# [Extracted information]
++++

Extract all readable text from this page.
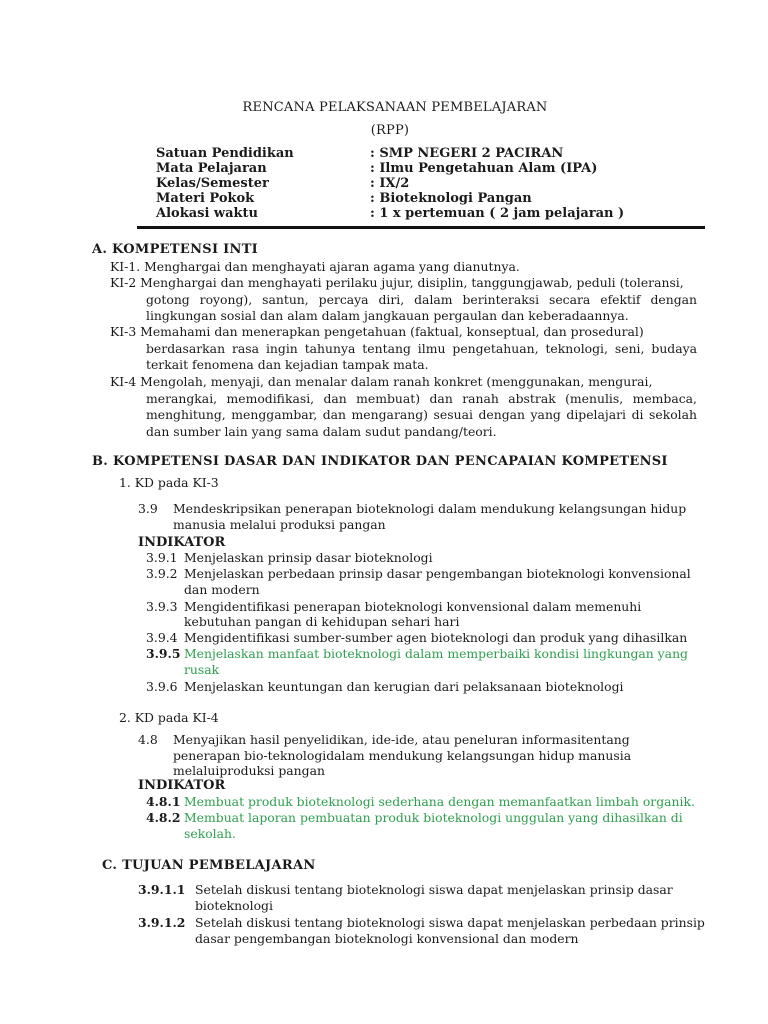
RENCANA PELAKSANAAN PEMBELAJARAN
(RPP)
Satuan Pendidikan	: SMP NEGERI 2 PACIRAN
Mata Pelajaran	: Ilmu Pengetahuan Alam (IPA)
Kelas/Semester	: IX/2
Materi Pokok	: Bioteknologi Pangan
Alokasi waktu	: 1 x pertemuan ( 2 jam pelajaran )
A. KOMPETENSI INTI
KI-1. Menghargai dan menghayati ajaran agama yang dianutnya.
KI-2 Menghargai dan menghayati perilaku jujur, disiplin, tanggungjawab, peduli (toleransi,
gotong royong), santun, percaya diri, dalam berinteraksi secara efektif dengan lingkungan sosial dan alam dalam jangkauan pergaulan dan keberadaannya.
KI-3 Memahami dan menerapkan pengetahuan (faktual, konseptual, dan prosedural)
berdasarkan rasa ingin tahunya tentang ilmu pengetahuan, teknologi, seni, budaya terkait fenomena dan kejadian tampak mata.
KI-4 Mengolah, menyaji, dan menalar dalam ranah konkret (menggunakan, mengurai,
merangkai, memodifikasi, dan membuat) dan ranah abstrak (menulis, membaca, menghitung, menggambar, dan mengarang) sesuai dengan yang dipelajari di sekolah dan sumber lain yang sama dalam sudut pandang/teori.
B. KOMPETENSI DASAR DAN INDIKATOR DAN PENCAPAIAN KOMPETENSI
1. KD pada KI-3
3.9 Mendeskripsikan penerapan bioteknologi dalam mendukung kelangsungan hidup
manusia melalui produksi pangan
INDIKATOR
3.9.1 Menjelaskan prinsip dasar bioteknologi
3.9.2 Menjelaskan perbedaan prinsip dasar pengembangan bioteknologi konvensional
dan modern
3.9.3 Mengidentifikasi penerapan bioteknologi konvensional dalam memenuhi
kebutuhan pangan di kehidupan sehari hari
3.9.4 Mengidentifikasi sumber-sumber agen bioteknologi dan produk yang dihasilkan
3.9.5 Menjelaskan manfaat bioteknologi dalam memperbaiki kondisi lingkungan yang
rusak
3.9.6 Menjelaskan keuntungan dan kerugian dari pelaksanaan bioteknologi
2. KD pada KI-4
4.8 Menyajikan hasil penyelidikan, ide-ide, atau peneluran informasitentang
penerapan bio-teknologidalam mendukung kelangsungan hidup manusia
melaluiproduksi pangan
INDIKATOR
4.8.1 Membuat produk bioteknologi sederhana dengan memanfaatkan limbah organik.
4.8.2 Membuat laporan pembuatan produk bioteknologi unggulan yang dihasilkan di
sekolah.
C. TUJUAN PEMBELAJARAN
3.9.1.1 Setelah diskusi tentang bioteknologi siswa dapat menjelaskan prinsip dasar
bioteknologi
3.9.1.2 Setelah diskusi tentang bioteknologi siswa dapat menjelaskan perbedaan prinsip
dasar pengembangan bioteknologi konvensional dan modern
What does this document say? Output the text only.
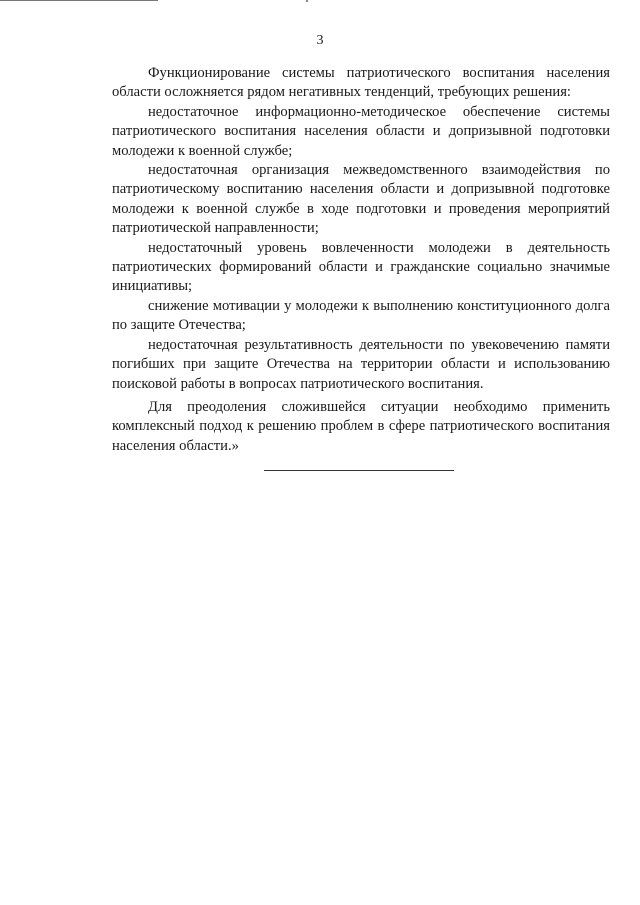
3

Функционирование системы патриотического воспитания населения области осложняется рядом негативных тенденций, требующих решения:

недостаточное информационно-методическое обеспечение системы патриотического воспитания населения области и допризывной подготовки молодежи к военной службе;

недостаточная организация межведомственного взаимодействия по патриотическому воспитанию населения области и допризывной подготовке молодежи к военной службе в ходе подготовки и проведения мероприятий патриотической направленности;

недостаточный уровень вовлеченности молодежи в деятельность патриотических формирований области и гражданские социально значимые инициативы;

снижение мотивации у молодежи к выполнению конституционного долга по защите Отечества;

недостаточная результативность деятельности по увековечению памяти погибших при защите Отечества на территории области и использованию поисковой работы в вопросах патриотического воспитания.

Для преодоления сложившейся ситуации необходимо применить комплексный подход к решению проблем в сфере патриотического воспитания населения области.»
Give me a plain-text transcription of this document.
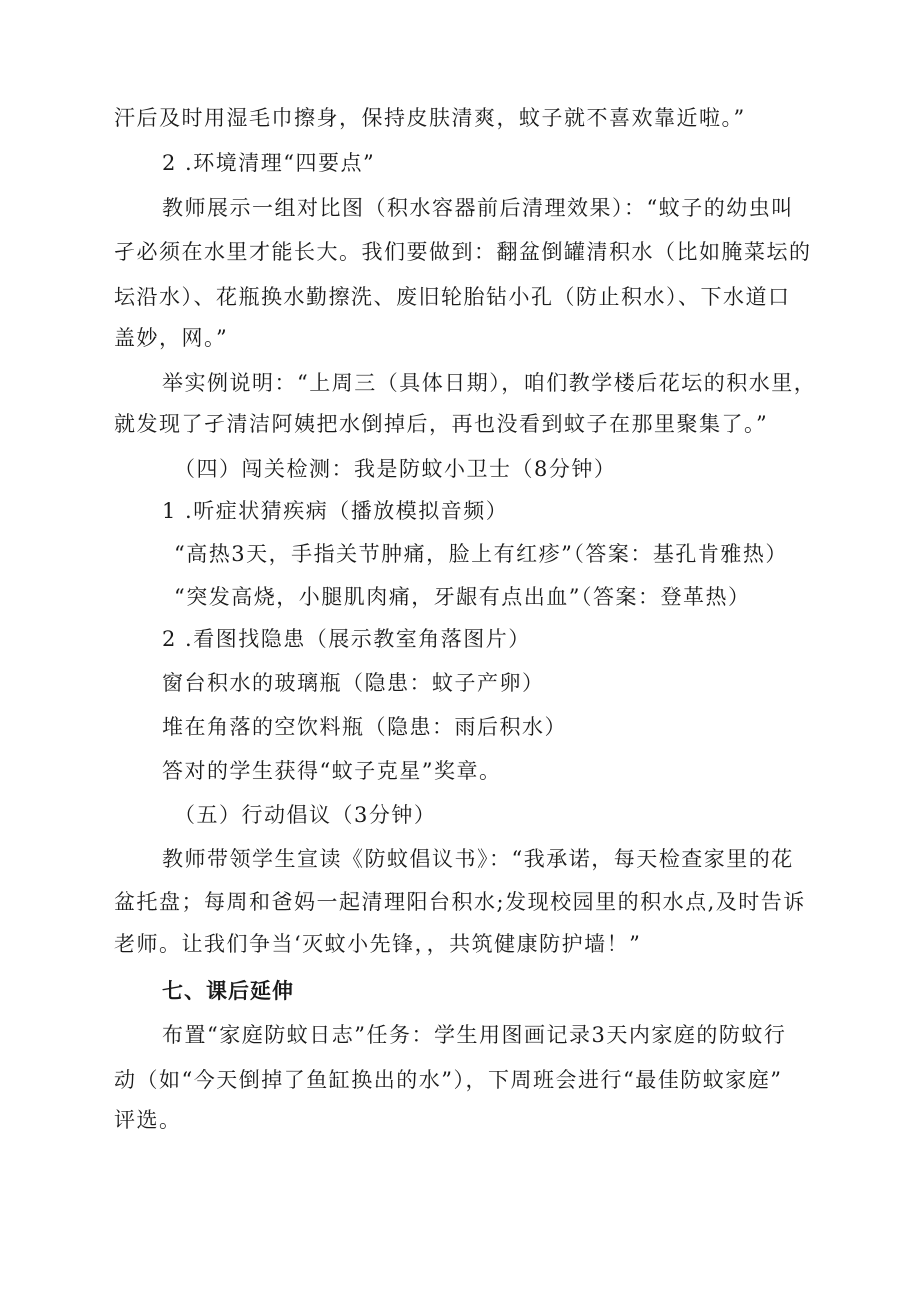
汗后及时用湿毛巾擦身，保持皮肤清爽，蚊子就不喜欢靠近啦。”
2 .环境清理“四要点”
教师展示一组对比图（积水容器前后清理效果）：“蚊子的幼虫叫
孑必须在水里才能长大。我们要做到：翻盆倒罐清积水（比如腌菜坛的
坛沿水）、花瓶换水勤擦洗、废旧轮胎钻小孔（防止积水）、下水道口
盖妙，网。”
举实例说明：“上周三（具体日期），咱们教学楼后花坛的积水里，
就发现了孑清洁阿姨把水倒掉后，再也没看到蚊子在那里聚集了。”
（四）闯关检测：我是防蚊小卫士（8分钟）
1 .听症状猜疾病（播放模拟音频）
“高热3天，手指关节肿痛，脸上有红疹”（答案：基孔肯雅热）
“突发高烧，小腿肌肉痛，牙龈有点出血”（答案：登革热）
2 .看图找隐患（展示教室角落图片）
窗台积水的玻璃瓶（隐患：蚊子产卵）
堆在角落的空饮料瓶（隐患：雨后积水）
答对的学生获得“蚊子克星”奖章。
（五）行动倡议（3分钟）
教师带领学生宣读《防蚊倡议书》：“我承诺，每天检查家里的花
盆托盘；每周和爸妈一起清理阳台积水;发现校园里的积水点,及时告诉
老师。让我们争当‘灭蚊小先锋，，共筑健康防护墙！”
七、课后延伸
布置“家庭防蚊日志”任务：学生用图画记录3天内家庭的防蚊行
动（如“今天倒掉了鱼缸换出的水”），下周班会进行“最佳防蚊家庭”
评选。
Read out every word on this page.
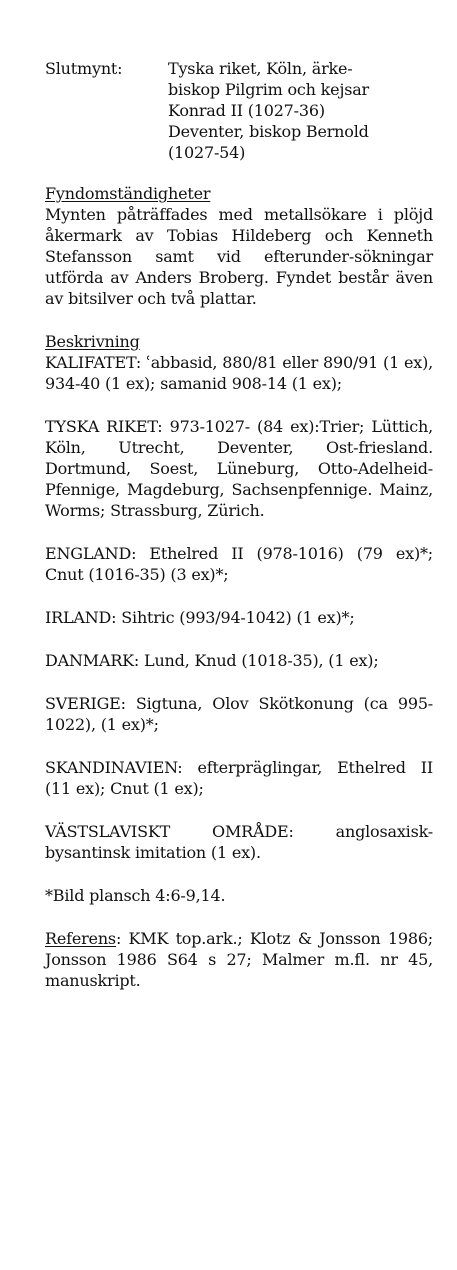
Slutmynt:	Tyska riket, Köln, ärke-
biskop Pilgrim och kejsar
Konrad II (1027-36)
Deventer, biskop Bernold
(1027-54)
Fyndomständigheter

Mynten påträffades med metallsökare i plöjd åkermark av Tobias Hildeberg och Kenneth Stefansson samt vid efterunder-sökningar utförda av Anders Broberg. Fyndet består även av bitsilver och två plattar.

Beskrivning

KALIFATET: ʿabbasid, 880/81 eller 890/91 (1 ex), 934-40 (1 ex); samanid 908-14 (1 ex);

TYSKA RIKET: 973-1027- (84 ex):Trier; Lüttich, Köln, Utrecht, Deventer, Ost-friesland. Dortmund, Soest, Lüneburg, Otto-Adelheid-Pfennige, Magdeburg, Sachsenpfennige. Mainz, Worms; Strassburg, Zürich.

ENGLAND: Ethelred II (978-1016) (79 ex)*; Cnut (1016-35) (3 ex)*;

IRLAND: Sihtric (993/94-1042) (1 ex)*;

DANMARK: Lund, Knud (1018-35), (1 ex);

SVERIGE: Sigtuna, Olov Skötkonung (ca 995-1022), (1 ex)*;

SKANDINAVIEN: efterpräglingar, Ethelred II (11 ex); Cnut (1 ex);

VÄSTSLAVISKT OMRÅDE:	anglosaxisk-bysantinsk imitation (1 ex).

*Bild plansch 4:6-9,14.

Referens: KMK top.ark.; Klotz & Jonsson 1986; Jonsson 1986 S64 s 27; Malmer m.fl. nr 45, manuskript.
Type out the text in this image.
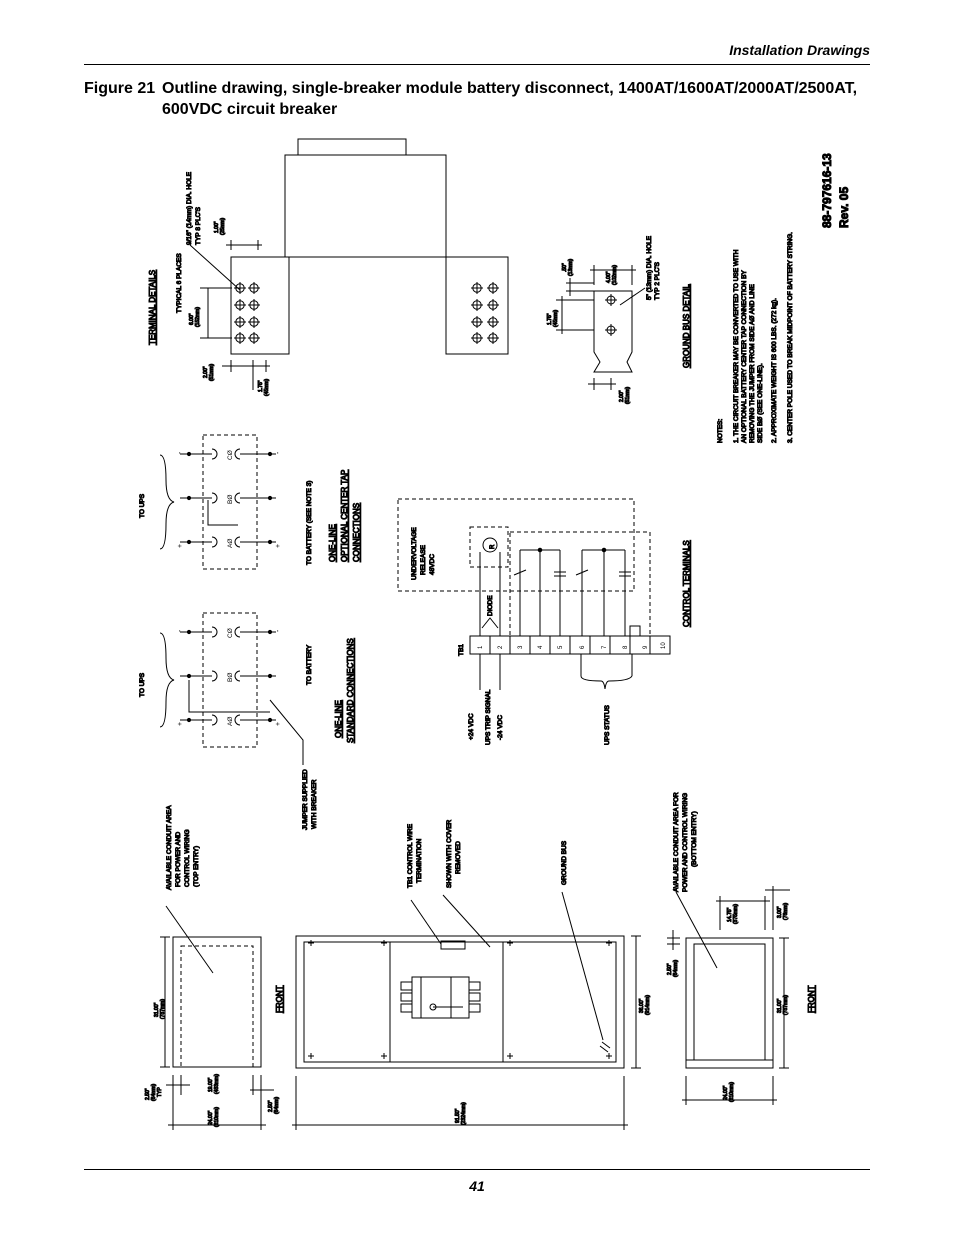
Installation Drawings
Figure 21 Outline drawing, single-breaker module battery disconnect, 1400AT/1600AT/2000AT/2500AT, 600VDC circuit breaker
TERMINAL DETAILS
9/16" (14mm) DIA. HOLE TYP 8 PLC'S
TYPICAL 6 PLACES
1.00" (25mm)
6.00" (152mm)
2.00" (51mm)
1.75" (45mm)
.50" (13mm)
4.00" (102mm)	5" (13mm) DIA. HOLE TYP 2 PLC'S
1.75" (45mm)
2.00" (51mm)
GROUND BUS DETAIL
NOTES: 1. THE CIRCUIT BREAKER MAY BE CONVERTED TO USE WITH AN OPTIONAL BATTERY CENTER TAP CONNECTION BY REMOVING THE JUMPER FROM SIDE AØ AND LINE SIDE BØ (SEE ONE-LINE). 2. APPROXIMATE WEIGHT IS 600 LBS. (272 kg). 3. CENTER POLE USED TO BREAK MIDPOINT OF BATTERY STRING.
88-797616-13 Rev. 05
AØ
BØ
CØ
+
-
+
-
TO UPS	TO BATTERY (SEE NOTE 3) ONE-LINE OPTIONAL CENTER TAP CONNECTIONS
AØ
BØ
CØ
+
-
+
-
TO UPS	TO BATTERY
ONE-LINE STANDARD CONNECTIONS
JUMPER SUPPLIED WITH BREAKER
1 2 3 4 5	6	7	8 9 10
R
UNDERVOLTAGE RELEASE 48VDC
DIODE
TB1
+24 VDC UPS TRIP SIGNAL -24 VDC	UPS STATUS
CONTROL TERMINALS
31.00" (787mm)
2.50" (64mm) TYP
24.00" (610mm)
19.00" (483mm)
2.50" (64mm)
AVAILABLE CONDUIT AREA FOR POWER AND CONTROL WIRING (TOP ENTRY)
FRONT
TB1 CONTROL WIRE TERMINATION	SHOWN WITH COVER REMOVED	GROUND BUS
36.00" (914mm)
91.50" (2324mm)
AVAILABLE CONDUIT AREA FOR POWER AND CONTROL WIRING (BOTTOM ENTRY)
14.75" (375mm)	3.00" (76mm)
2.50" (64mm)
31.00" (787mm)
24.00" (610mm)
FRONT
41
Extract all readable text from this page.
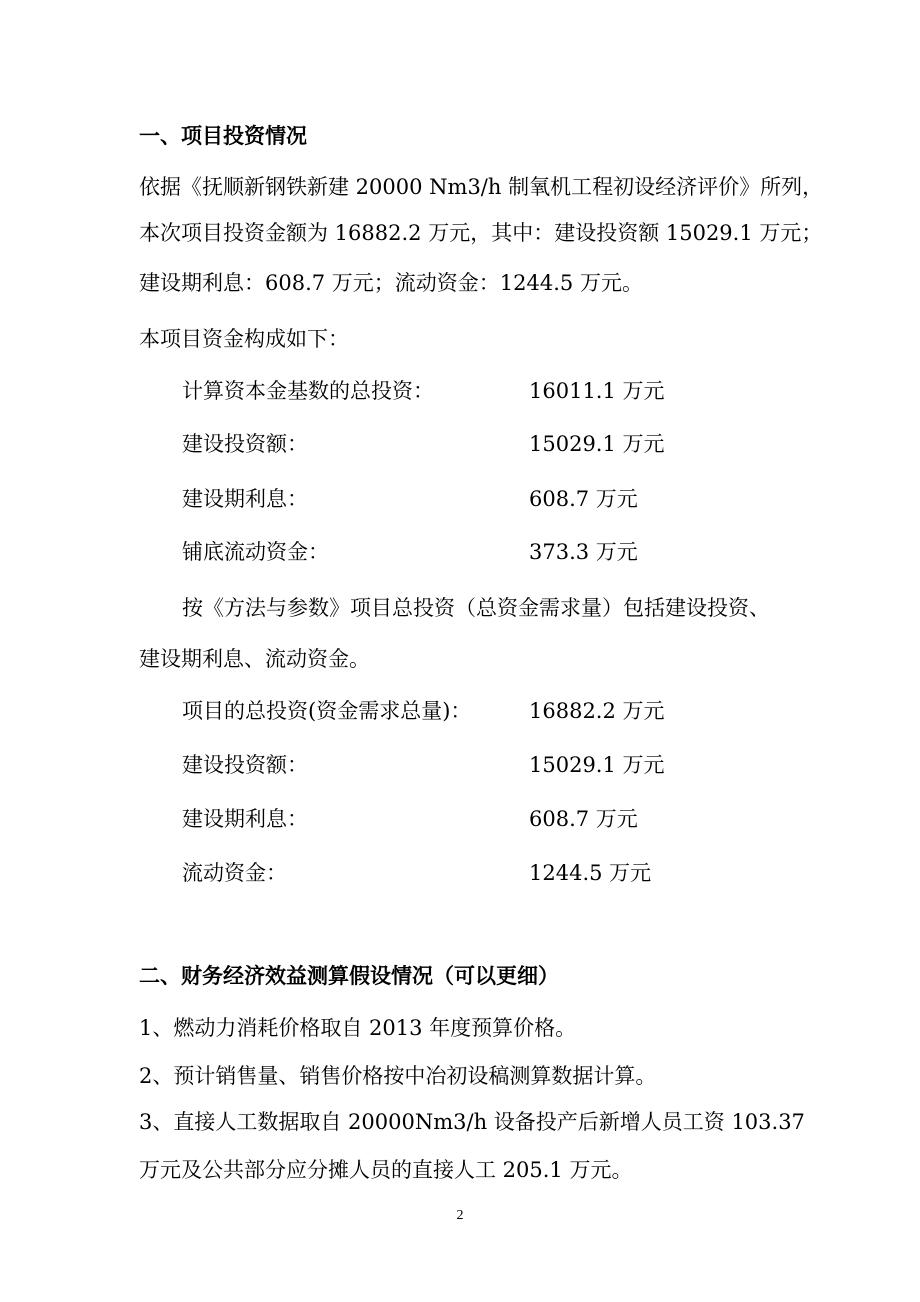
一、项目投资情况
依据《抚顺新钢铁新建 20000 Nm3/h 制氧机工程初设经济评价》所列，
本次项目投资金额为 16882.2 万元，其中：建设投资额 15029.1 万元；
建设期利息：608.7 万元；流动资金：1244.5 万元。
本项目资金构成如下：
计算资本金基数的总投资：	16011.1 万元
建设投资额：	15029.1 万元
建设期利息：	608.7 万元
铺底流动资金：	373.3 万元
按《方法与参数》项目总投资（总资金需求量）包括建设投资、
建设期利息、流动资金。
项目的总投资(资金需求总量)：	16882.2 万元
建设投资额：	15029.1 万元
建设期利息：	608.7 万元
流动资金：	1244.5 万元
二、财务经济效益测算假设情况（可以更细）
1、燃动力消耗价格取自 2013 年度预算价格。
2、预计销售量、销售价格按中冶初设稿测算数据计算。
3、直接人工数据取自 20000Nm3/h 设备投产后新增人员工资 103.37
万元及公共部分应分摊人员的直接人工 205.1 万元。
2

++++

Find the lines above holding the word "CENTER" and show them.

NOTES: 1. THE CIRCUIT BREAKER MAY BE CONVERTED TO USE WITH AN OPTIONAL BATTERY CENTER TAP CONNECTION BY REMOVING THE JUMPER FROM SIDE AØ AND LINE SIDE BØ (SEE ONE-LINE). 2. APPROXIMATE WEIGHT IS 600 LBS. (272 kg). 3. CENTER POLE USED TO BREAK MIDPOINT OF BATTERY STRING.
TO UPS	TO BATTERY (SEE NOTE 3) ONE-LINE OPTIONAL CENTER TAP CONNECTIONS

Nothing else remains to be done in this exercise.